→ **Input data**:
= = = = = = =

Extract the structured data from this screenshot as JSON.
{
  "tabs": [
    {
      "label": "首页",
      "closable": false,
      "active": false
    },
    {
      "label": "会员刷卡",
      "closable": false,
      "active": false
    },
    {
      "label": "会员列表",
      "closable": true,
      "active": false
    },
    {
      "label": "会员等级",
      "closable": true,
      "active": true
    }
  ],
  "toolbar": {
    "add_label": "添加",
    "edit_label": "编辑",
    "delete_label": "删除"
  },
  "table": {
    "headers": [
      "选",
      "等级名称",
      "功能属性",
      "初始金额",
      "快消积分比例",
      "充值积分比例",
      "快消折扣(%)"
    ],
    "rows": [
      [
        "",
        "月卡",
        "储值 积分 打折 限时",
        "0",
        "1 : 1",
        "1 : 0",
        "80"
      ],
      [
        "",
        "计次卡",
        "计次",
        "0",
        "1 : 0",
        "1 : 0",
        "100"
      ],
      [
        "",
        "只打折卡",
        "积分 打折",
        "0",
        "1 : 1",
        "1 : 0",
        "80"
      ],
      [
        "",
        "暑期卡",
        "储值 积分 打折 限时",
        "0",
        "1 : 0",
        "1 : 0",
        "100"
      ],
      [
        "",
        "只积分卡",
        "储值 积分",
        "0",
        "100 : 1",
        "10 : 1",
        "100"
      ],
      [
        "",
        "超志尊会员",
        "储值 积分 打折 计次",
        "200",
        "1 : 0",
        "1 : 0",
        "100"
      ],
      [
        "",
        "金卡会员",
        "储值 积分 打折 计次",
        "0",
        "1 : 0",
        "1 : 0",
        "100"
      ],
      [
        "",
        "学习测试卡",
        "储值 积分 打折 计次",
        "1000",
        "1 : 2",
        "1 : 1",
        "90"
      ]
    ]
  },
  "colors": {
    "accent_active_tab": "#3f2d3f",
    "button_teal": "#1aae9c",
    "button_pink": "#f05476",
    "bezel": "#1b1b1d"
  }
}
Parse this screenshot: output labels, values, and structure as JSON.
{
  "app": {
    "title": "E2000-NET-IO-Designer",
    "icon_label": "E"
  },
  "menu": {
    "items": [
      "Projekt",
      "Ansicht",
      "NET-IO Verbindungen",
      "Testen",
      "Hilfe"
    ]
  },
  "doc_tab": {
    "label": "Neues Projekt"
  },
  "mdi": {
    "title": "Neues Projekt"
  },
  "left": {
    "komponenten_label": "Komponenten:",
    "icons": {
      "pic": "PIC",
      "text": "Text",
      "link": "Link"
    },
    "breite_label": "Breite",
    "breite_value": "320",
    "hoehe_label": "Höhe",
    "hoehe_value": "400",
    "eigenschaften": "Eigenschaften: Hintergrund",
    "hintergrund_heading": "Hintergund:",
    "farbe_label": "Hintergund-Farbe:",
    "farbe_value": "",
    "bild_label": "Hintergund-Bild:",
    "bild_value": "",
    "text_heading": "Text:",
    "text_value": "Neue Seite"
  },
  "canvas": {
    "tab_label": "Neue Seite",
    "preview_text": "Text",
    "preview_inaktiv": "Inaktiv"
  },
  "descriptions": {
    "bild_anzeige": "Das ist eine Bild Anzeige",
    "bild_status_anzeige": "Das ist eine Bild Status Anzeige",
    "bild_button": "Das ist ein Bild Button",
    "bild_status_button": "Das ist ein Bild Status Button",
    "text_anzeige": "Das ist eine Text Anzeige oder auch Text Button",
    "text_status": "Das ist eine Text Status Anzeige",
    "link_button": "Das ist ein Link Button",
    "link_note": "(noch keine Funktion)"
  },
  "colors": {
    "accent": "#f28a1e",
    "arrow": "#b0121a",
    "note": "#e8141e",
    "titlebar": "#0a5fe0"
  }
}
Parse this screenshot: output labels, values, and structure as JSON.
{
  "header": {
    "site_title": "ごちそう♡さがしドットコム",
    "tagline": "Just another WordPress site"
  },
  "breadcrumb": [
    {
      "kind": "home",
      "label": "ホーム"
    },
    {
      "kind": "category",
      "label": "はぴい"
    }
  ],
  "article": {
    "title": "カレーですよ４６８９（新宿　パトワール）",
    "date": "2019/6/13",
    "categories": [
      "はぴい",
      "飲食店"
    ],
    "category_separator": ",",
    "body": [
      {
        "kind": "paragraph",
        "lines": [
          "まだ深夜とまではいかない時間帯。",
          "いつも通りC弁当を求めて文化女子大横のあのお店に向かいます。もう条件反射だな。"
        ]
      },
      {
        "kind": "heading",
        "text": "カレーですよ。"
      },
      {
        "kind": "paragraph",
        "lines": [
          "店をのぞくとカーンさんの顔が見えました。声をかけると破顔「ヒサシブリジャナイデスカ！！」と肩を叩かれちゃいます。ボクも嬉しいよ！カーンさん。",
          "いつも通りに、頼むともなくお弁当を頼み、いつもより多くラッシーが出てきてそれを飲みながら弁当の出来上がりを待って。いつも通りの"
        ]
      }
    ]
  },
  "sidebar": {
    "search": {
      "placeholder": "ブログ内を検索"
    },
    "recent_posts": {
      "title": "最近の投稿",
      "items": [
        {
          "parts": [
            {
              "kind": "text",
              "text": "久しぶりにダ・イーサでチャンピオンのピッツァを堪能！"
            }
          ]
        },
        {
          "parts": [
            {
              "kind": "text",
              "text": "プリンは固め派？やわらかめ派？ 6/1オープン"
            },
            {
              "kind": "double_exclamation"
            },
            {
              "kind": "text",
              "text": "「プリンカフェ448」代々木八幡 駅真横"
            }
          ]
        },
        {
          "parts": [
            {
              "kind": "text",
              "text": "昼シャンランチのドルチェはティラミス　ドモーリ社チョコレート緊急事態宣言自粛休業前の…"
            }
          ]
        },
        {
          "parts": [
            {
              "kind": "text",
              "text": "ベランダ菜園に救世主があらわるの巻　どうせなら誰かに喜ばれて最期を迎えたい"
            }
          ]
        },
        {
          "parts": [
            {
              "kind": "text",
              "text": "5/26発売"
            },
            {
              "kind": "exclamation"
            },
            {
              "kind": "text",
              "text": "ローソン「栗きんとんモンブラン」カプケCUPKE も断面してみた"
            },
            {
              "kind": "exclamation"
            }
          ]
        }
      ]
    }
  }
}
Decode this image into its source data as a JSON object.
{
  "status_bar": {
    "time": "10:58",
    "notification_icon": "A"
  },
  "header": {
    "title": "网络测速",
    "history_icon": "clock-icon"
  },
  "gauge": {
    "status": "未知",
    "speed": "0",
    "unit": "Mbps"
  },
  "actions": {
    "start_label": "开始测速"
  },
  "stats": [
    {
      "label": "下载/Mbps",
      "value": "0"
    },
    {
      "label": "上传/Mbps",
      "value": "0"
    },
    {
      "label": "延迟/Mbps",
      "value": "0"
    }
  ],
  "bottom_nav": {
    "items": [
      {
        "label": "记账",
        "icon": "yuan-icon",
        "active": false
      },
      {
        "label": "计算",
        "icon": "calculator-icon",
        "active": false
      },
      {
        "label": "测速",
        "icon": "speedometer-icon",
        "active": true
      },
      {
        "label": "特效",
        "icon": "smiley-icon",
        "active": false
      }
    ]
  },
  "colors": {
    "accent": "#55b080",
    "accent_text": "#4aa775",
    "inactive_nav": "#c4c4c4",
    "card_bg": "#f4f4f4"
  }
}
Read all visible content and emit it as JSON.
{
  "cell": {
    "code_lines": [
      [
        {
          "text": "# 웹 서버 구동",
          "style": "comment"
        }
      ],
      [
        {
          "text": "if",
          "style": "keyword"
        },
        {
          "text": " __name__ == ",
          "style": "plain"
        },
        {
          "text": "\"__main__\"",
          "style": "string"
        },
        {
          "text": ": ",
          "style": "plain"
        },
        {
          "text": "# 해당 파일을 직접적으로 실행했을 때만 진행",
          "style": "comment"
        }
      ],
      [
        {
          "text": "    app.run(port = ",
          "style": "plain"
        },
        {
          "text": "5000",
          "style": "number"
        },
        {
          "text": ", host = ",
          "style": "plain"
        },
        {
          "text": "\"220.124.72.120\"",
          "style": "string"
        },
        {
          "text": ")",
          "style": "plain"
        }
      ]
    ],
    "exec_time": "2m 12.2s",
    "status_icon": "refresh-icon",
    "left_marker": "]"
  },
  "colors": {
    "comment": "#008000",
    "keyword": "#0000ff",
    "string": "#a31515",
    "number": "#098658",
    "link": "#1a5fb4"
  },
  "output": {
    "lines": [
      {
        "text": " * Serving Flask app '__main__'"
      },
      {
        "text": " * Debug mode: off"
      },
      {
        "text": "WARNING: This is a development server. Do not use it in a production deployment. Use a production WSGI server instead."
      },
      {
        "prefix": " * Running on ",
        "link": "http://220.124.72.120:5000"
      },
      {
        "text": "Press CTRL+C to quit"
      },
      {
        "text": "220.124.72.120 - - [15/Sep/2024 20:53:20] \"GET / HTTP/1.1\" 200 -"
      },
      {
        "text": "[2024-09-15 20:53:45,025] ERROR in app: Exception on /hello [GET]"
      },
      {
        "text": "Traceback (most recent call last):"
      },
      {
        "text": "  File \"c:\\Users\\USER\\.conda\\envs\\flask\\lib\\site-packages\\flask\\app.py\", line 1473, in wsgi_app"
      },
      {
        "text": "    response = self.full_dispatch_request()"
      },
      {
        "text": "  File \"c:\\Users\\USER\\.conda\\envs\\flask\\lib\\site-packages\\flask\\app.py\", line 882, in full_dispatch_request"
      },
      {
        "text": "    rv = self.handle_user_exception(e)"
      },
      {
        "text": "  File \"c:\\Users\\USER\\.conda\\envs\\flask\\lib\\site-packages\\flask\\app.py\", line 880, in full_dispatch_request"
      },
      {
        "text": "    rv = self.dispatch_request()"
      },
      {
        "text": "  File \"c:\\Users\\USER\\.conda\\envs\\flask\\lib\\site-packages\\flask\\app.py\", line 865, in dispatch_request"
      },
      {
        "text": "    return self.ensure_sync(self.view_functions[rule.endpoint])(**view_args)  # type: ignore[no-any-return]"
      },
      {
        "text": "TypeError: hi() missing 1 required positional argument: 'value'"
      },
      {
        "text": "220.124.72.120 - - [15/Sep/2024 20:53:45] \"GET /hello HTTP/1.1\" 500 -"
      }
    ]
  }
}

= = = = = = =

→ **Stated goal**: Write down only the number of lines that contain the string "Seite" in the listing.

→ **Answer in full**: 2